▸ What you are asked to do
Gather up every line that includes the string "heading".

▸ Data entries
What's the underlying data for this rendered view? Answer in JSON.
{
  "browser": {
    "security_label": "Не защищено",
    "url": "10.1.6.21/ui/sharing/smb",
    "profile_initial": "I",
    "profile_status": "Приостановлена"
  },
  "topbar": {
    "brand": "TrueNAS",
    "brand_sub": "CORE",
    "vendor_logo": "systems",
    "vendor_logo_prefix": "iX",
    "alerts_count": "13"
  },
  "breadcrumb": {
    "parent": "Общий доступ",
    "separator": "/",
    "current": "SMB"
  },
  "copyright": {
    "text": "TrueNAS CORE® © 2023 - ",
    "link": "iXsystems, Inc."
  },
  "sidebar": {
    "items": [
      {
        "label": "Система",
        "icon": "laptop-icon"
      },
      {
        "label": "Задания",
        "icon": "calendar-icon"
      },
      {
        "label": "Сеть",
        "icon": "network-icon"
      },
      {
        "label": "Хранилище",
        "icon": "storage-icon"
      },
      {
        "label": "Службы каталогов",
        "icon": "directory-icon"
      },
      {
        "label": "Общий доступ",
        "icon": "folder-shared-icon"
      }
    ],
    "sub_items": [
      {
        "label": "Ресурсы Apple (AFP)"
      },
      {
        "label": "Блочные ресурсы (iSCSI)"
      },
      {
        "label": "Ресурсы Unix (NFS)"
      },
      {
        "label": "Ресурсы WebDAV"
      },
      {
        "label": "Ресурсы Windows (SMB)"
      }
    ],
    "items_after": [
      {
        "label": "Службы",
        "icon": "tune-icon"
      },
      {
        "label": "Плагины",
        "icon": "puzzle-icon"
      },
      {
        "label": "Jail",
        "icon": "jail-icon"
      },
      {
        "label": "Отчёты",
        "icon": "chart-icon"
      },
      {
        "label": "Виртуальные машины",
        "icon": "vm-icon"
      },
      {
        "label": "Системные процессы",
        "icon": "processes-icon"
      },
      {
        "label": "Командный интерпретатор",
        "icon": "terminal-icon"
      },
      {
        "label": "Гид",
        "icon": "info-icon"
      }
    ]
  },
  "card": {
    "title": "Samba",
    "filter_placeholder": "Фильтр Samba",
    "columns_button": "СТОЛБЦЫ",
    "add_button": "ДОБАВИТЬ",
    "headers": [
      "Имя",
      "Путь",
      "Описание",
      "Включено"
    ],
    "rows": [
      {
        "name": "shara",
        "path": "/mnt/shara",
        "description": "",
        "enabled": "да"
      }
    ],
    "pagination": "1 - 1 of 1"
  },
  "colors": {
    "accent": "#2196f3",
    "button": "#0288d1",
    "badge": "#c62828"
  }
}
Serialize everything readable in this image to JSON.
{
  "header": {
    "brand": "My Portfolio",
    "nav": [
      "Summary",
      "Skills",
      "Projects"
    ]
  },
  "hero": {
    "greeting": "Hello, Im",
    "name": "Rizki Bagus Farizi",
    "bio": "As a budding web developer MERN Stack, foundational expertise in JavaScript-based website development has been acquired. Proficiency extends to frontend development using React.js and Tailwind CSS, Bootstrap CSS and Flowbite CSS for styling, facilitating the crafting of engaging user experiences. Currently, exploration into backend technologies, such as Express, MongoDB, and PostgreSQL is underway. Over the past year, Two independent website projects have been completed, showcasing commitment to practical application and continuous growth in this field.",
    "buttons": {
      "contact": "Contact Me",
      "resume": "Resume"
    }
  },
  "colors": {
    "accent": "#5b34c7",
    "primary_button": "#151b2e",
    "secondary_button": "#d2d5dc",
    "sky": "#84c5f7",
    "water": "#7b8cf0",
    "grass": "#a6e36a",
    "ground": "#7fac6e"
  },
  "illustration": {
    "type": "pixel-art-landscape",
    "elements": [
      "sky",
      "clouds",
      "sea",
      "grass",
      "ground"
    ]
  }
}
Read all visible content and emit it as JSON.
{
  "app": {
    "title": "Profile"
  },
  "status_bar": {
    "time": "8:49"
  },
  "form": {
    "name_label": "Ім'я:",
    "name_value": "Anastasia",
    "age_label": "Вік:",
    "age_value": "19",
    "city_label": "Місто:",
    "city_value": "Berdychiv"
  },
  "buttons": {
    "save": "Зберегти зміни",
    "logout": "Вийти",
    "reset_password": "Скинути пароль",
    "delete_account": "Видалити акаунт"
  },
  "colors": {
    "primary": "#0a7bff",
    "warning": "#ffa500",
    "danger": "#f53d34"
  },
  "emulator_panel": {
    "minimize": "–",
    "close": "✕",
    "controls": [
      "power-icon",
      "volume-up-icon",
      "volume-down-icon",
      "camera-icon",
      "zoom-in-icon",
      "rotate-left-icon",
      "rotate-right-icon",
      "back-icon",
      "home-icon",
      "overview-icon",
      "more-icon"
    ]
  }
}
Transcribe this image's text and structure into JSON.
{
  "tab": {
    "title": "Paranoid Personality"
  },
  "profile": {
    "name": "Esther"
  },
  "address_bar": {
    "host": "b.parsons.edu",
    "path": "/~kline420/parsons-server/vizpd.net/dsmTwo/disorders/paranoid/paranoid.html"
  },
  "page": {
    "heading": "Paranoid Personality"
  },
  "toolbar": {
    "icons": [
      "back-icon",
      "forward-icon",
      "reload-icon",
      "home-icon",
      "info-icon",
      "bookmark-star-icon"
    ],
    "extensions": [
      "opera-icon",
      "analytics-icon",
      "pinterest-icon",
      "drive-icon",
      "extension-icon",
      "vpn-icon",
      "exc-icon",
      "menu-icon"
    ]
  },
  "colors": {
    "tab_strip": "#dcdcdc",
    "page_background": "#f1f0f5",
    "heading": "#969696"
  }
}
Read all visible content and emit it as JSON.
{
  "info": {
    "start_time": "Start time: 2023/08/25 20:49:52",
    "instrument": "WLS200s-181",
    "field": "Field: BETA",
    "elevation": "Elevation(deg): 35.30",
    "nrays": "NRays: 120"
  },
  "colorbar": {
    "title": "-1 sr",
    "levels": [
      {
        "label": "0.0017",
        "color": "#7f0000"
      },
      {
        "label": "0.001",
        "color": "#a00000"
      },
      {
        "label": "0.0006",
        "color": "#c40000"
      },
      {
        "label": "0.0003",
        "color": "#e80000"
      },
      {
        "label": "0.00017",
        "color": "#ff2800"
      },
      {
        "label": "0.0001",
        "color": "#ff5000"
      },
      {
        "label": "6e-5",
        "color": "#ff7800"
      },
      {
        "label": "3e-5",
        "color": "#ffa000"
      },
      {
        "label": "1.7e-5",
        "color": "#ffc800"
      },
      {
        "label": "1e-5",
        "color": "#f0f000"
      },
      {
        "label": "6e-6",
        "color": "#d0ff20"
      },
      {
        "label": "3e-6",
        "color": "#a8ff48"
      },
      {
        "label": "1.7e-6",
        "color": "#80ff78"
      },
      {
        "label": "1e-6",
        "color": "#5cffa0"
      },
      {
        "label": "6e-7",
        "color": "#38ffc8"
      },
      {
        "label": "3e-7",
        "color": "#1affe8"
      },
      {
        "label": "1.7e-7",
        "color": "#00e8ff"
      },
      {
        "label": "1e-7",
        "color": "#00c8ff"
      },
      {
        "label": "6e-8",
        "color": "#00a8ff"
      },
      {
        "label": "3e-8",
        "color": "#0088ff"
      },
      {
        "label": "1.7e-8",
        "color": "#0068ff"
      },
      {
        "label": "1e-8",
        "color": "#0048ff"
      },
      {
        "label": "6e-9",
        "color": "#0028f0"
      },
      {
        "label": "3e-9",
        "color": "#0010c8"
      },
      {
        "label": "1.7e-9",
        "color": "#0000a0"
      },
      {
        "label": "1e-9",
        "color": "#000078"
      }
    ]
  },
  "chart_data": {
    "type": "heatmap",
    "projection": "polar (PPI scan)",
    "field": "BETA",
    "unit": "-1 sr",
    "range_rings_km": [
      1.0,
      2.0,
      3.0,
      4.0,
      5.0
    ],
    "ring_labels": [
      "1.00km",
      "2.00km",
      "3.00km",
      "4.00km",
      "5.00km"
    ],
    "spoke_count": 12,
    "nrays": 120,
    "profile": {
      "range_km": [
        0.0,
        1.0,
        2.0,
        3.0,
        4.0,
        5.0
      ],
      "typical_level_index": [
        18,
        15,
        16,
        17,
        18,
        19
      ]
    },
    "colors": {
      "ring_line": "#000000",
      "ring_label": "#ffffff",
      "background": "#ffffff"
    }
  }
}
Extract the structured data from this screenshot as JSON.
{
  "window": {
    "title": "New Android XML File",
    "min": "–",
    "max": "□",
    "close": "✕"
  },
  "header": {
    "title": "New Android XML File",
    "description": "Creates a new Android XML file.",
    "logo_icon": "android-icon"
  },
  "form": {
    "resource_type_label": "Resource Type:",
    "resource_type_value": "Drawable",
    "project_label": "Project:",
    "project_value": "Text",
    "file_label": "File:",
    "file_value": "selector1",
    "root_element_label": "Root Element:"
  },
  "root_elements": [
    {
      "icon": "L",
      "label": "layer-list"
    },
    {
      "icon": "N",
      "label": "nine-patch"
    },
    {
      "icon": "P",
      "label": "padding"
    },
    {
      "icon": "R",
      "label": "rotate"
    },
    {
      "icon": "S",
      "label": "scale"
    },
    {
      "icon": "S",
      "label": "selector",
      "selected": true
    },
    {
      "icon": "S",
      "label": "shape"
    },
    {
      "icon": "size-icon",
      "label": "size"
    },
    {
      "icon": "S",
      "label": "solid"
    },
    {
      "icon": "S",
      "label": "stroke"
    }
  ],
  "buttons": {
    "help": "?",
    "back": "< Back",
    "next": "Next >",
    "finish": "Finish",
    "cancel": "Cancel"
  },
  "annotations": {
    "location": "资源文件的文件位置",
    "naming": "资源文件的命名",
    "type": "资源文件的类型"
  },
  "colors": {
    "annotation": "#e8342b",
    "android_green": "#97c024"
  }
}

▸ The output
    "heading": "Paranoid Personality"
    "heading": "#969696"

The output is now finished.